--- START Material for this task ---

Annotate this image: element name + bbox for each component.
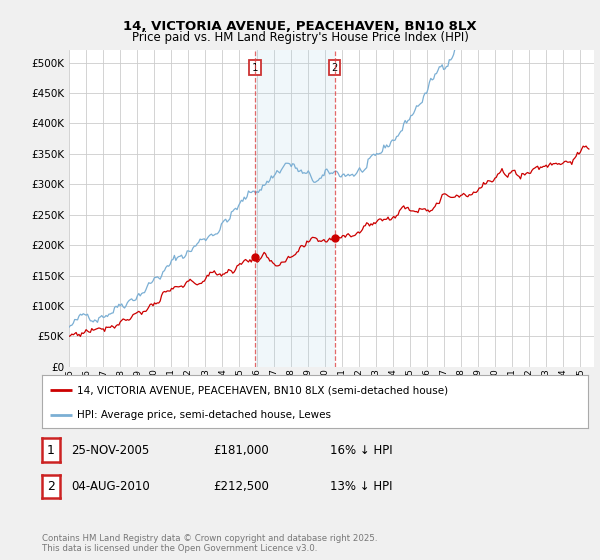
Text: £181,000: £181,000 bbox=[213, 444, 269, 457]
Text: 14, VICTORIA AVENUE, PEACEHAVEN, BN10 8LX (semi-detached house): 14, VICTORIA AVENUE, PEACEHAVEN, BN10 8L… bbox=[77, 385, 449, 395]
Bar bbox=[255, 50, 335, 367]
Text: 2: 2 bbox=[331, 63, 338, 73]
Text: £212,500: £212,500 bbox=[213, 480, 269, 493]
Text: 2: 2 bbox=[47, 480, 55, 493]
Text: 14, VICTORIA AVENUE, PEACEHAVEN, BN10 8LX: 14, VICTORIA AVENUE, PEACEHAVEN, BN10 8L… bbox=[123, 20, 477, 32]
Text: Contains HM Land Registry data © Crown copyright and database right 2025.
This d: Contains HM Land Registry data © Crown c… bbox=[42, 534, 377, 553]
Text: 16% ↓ HPI: 16% ↓ HPI bbox=[330, 444, 392, 457]
Text: 04-AUG-2010: 04-AUG-2010 bbox=[71, 480, 149, 493]
Text: Price paid vs. HM Land Registry's House Price Index (HPI): Price paid vs. HM Land Registry's House … bbox=[131, 31, 469, 44]
Text: 1: 1 bbox=[251, 63, 258, 73]
Text: 25-NOV-2005: 25-NOV-2005 bbox=[71, 444, 149, 457]
Text: HPI: Average price, semi-detached house, Lewes: HPI: Average price, semi-detached house,… bbox=[77, 410, 331, 420]
Text: 1: 1 bbox=[47, 444, 55, 457]
Text: 13% ↓ HPI: 13% ↓ HPI bbox=[330, 480, 392, 493]
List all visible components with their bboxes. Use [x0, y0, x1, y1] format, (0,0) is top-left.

--- END Material for this task ---

Aim:
Convert every line of the data above into a JSON list of strings, one string per line, with blank lines and pictures left out.

Exercise output:
[
  "Annotate this image: element name + bbox for each component.",
  "Text: £181,000: £181,000 bbox=[213, 444, 269, 457]",
  "Text: 14, VICTORIA AVENUE, PEACEHAVEN, BN10 8LX (semi-detached house): 14, VICTORIA AVENUE, PEACEHAVEN, BN10 8L… bbox=[77, 385, 449, 395]",
  "Bar bbox=[255, 50, 335, 367]",
  "Text: 2: 2 bbox=[331, 63, 338, 73]",
  "Text: £212,500: £212,500 bbox=[213, 480, 269, 493]",
  "Text: 2: 2 bbox=[47, 480, 55, 493]",
  "Text: 14, VICTORIA AVENUE, PEACEHAVEN, BN10 8LX: 14, VICTORIA AVENUE, PEACEHAVEN, BN10 8L… bbox=[123, 20, 477, 32]",
  "Text: Contains HM Land Registry data © Crown copyright and database right 2025.",
  "This d: Contains HM Land Registry data © Crown c… bbox=[42, 534, 377, 553]",
  "Text: 16% ↓ HPI: 16% ↓ HPI bbox=[330, 444, 392, 457]",
  "Text: 04-AUG-2010: 04-AUG-2010 bbox=[71, 480, 149, 493]",
  "Text: Price paid vs. HM Land Registry's House Price Index (HPI): Price paid vs. HM Land Registry's House … bbox=[131, 31, 469, 44]",
  "Text: 1: 1 bbox=[251, 63, 258, 73]",
  "Text: 25-NOV-2005: 25-NOV-2005 bbox=[71, 444, 149, 457]",
  "Text: HPI: Average price, semi-detached house, Lewes: HPI: Average price, semi-detached house,… bbox=[77, 410, 331, 420]",
  "Text: 1: 1 bbox=[47, 444, 55, 457]",
  "Text: 13% ↓ HPI: 13% ↓ HPI bbox=[330, 480, 392, 493]",
  "List all visible components with their bboxes. Use [x0, y0, x1, y1] format, (0,0) is top-left."
]